_GIVEN INFORMATION:_
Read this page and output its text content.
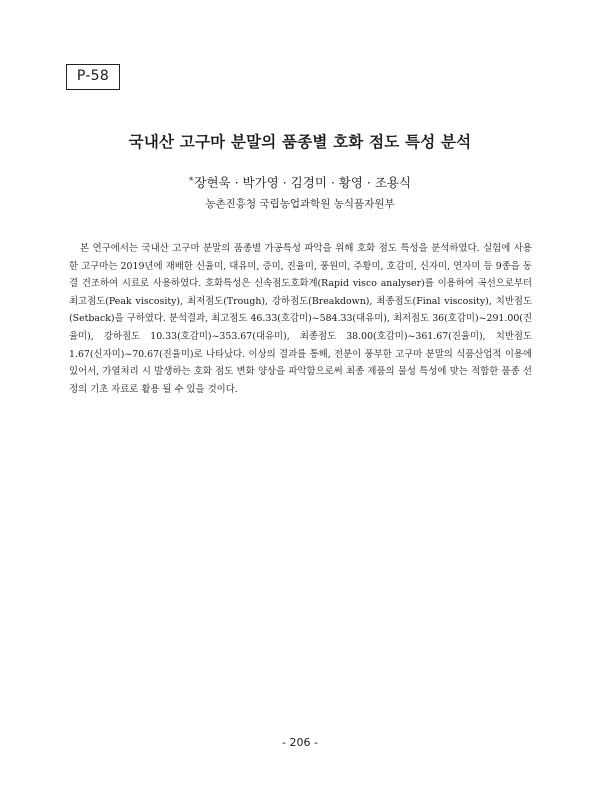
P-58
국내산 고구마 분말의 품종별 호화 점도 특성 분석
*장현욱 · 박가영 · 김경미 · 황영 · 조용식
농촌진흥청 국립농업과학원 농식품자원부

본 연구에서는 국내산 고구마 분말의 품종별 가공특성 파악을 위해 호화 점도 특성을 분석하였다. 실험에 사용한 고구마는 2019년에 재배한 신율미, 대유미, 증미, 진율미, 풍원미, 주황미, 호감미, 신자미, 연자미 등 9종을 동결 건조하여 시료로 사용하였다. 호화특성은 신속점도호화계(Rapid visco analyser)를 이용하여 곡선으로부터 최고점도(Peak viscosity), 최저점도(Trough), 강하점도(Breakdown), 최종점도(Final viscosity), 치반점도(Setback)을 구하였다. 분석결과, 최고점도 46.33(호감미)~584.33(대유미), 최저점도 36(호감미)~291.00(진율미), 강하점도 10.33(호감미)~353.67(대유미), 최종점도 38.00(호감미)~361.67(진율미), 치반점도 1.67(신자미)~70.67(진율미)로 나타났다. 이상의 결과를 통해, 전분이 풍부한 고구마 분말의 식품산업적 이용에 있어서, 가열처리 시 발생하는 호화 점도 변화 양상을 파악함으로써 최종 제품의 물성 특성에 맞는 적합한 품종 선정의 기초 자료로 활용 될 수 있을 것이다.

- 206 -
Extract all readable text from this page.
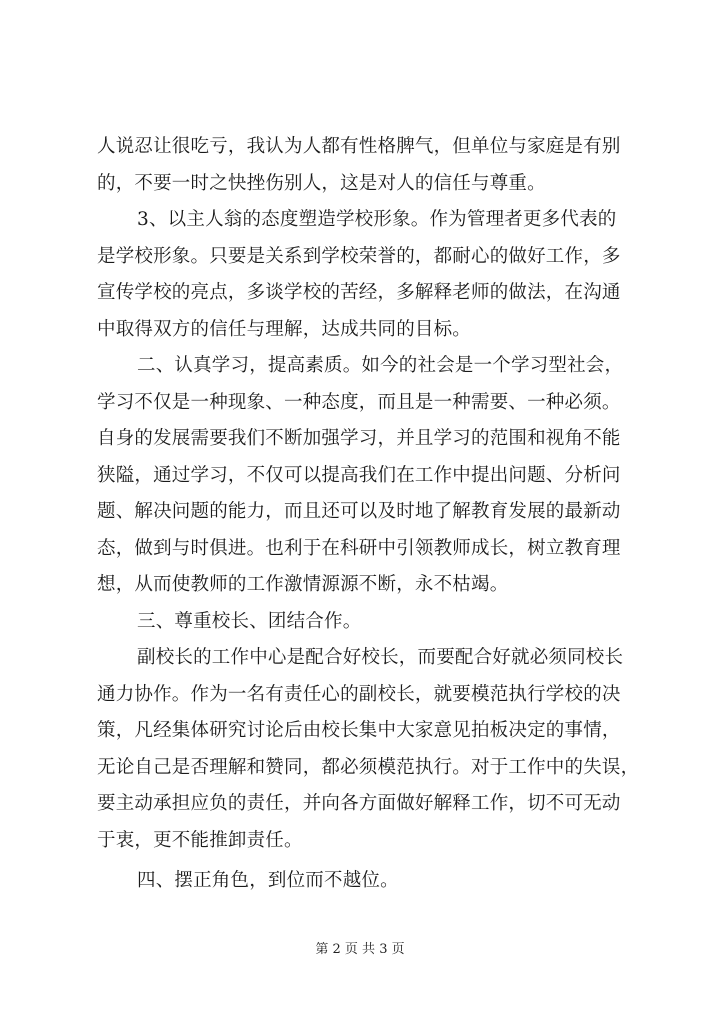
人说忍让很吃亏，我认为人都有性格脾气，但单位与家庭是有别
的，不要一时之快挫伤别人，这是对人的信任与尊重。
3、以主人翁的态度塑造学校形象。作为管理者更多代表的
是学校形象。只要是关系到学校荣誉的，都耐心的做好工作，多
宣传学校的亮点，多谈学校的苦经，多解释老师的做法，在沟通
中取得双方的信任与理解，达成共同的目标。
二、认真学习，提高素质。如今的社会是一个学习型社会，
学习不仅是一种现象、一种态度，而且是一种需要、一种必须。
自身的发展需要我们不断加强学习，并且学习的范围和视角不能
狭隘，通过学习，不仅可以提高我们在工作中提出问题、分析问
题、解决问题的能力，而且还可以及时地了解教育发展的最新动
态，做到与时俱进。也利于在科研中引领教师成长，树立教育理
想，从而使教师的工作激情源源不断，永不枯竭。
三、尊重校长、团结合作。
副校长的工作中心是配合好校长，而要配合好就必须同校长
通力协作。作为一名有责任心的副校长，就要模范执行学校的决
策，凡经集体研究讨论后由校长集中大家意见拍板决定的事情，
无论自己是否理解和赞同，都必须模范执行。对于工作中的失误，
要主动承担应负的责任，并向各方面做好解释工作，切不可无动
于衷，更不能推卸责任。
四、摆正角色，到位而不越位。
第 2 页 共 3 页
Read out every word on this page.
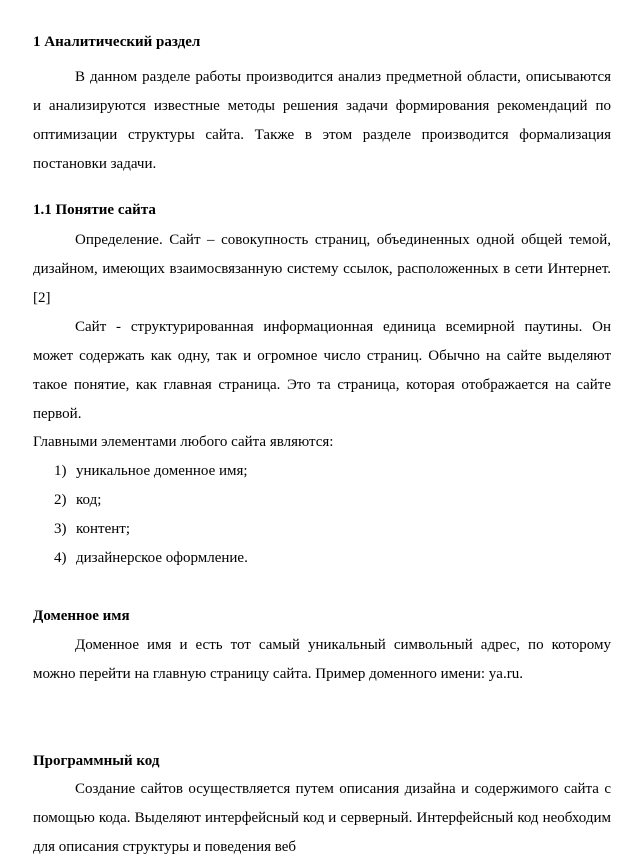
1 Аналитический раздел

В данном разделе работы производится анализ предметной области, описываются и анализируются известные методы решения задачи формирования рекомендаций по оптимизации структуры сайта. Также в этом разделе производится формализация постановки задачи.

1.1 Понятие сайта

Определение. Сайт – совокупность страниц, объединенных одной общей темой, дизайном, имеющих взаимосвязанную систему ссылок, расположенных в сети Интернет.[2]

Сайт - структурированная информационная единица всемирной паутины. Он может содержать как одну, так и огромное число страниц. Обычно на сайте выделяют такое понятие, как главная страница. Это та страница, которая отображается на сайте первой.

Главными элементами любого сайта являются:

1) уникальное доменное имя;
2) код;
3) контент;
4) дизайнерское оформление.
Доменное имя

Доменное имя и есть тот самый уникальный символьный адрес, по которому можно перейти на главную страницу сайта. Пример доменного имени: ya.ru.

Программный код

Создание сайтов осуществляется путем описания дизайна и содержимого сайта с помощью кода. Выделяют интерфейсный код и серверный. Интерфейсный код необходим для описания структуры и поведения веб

_SET TASK:_ Output the lines above in full and exactly as given, omitting any pictures.

_PROBLEM SOLUTION:_
Read this page and output its text content.
P-58
국내산 고구마 분말의 품종별 호화 점도 특성 분석
*장현욱 · 박가영 · 김경미 · 황영 · 조용식
농촌진흥청 국립농업과학원 농식품자원부

본 연구에서는 국내산 고구마 분말의 품종별 가공특성 파악을 위해 호화 점도 특성을 분석하였다. 실험에 사용한 고구마는 2019년에 재배한 신율미, 대유미, 증미, 진율미, 풍원미, 주황미, 호감미, 신자미, 연자미 등 9종을 동결 건조하여 시료로 사용하였다. 호화특성은 신속점도호화계(Rapid visco analyser)를 이용하여 곡선으로부터 최고점도(Peak viscosity), 최저점도(Trough), 강하점도(Breakdown), 최종점도(Final viscosity), 치반점도(Setback)을 구하였다. 분석결과, 최고점도 46.33(호감미)~584.33(대유미), 최저점도 36(호감미)~291.00(진율미), 강하점도 10.33(호감미)~353.67(대유미), 최종점도 38.00(호감미)~361.67(진율미), 치반점도 1.67(신자미)~70.67(진율미)로 나타났다. 이상의 결과를 통해, 전분이 풍부한 고구마 분말의 식품산업적 이용에 있어서, 가열처리 시 발생하는 호화 점도 변화 양상을 파악함으로써 최종 제품의 물성 특성에 맞는 적합한 품종 선정의 기초 자료로 활용 될 수 있을 것이다.

- 206 -
Extract all readable text from this page.
人说忍让很吃亏，我认为人都有性格脾气，但单位与家庭是有别
的，不要一时之快挫伤别人，这是对人的信任与尊重。
3、以主人翁的态度塑造学校形象。作为管理者更多代表的
是学校形象。只要是关系到学校荣誉的，都耐心的做好工作，多
宣传学校的亮点，多谈学校的苦经，多解释老师的做法，在沟通
中取得双方的信任与理解，达成共同的目标。
二、认真学习，提高素质。如今的社会是一个学习型社会，
学习不仅是一种现象、一种态度，而且是一种需要、一种必须。
自身的发展需要我们不断加强学习，并且学习的范围和视角不能
狭隘，通过学习，不仅可以提高我们在工作中提出问题、分析问
题、解决问题的能力，而且还可以及时地了解教育发展的最新动
态，做到与时俱进。也利于在科研中引领教师成长，树立教育理
想，从而使教师的工作激情源源不断，永不枯竭。
三、尊重校长、团结合作。
副校长的工作中心是配合好校长，而要配合好就必须同校长
通力协作。作为一名有责任心的副校长，就要模范执行学校的决
策，凡经集体研究讨论后由校长集中大家意见拍板决定的事情，
无论自己是否理解和赞同，都必须模范执行。对于工作中的失误，
要主动承担应负的责任，并向各方面做好解释工作，切不可无动
于衷，更不能推卸责任。
四、摆正角色，到位而不越位。
第 2 页 共 3 页
Read out every word on this page.
1 Аналитический раздел

В данном разделе работы производится анализ предметной области, описываются и анализируются известные методы решения задачи формирования рекомендаций по оптимизации структуры сайта. Также в этом разделе производится формализация постановки задачи.

1.1 Понятие сайта

Определение. Сайт – совокупность страниц, объединенных одной общей темой, дизайном, имеющих взаимосвязанную систему ссылок, расположенных в сети Интернет.[2]

Сайт - структурированная информационная единица всемирной паутины. Он может содержать как одну, так и огромное число страниц. Обычно на сайте выделяют такое понятие, как главная страница. Это та страница, которая отображается на сайте первой.

Главными элементами любого сайта являются:

1) уникальное доменное имя;
2) код;
3) контент;
4) дизайнерское оформление.
Доменное имя

Доменное имя и есть тот самый уникальный символьный адрес, по которому можно перейти на главную страницу сайта. Пример доменного имени: ya.ru.

Программный код

Создание сайтов осуществляется путем описания дизайна и содержимого сайта с помощью кода. Выделяют интерфейсный код и серверный. Интерфейсный код необходим для описания структуры и поведения веб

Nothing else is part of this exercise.